Donc voici Matéo Langlois qui s’empare de la scène avec douceur, à pas feutrés. Quelques touches sur son clavier, des notes métalliques s’élèvent puis son beat box. Il s’assoit et, sur cette rythmique nous emmène dans une cité … Il est une ville… Bien entendu on pense immédiatement à un certain Claude Nougaro. Au cours de ce concert on trouvera d’ailleurs des échos à bien d’autres : Charlélie Couture, Michel Jonasz, William Sheller… C’est dire que nous nous sentons en bonne compagnie même si ce jeune musicien –chanteur – auteur rivalise d’ingéniosité et d’imagination pour construire son monde sonore, vocal et littéraire… Oui, tout à la fois, et c’est bien ce qui fait de la Chanson, de ces chansons là, un Art.
——
▸ CONSIGNES:
a) Reproduisez tel quel le passage du texte extrait qui commence aux mots « Donc voici Matéo » et s'arrête après « là, un Art. ».
b) Résumez en quelques phrases courtes le paragraphe du texte extrait qui débute par « Donc voici Matéo Langlois », sans perdre ses faits principaux.
Les lignes n'ont aucun rôle dans ce travail.

▸ MATÉRIEL D'ÉTUDE:
——
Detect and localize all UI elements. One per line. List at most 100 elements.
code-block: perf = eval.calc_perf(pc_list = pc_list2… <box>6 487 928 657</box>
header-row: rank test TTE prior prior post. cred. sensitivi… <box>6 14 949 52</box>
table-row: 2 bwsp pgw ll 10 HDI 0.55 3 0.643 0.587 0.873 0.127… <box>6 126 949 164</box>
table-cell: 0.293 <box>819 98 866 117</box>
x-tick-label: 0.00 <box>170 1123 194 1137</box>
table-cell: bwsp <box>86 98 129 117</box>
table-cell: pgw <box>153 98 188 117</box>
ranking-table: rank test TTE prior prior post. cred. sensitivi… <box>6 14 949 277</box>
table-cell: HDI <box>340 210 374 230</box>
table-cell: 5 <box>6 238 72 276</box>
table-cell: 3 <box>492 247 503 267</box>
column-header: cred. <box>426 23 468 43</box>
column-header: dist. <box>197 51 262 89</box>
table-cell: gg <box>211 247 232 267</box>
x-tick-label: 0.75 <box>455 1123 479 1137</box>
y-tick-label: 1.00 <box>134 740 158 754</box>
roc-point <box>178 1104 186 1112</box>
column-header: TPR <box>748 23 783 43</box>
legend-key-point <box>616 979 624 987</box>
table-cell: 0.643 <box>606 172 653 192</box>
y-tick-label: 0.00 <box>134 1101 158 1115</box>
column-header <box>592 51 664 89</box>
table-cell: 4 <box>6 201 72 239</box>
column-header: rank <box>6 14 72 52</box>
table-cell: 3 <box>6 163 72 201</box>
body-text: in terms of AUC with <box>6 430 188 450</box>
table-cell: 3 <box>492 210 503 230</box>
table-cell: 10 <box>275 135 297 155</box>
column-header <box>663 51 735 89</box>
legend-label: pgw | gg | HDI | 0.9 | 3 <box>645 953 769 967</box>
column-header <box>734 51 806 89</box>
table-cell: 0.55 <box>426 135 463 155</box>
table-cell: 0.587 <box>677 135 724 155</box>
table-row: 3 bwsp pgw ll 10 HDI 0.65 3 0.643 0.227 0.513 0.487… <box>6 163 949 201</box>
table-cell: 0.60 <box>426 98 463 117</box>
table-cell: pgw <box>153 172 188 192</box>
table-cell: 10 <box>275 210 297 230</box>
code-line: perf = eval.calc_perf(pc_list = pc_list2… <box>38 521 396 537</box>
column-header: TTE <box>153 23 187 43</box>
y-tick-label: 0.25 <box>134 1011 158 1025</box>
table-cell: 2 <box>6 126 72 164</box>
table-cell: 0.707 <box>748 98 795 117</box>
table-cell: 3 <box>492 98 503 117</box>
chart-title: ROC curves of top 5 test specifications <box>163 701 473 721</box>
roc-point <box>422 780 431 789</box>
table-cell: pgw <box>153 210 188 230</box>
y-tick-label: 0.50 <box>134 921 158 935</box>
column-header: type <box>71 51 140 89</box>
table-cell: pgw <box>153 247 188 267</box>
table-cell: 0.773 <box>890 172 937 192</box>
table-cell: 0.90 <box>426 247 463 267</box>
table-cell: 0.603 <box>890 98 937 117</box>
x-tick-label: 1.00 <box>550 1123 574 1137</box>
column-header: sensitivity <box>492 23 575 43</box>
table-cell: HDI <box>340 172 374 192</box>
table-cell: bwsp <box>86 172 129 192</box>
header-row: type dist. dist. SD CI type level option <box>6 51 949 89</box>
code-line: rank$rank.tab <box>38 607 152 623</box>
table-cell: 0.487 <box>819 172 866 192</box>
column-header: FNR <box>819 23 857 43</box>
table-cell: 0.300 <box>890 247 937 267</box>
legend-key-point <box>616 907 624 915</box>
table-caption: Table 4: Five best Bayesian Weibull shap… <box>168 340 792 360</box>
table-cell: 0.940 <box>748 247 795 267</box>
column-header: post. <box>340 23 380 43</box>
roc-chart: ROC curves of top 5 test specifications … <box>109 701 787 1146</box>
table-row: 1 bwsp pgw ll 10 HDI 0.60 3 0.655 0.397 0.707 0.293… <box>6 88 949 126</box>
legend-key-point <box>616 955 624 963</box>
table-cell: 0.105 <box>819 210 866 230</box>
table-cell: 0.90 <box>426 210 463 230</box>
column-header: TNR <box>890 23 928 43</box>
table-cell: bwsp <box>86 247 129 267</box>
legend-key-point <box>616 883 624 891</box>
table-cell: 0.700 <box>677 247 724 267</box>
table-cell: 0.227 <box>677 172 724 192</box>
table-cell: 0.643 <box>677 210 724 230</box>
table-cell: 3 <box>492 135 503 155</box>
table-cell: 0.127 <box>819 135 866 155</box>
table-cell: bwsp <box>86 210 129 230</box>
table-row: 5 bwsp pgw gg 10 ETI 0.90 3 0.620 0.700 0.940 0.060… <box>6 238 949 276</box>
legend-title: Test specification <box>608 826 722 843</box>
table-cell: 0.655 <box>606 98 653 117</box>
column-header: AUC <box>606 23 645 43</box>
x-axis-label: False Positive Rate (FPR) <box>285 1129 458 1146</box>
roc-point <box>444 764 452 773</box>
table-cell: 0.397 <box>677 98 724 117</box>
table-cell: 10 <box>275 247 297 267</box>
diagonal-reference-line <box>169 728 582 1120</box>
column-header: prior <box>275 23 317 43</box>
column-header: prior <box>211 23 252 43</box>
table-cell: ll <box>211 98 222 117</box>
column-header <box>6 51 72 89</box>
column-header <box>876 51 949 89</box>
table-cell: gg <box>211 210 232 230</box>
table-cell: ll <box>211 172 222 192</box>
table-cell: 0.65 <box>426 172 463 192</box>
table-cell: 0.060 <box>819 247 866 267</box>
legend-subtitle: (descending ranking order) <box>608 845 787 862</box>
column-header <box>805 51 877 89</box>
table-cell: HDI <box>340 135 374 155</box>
——
▸ RÉPONSES PAR CONSIGNE:
a)
Donc voici Matéo Langlois qui s’empare de la scène avec douceur, à pas feutrés. Quelques touches sur son clavier, des notes métalliques s’élèvent puis son beat box. Il s’assoit et, sur cette rythmique nous emmène dans une cité … Il est une ville… Bien entendu on pense immédiatement à un certain Claude Nougaro. Au cours de ce concert on trouvera d’ailleurs des échos à bien d’autres : Charlélie Couture, Michel Jonasz, William Sheller… C’est dire que nous nous sentons en bonne compagnie même si ce jeune musicien –chanteur – auteur rivalise d’ingéniosité et d’imagination pour construire son monde sonore, vocal et littéraire… Oui, tout à la fois, et c’est bien ce qui fait de la Chanson, de ces chansons là, un Art.

b) Matéo Langlois entre en scène doucement. Il tire de son clavier des notes métalliques, puis fait du beat box. Assis, il chante une ville sur ce rythme, ce qui rappelle tout de suite Claude Nougaro. Le concert fait aussi penser à Charlélie Couture, Michel Jonasz et William Sheller. Ce jeune musicien, chanteur et auteur construit pourtant avec ingéniosité et imagination son propre monde, à la fois sonore, vocal et littéraire. C'est ce qui fait de ces chansons un Art.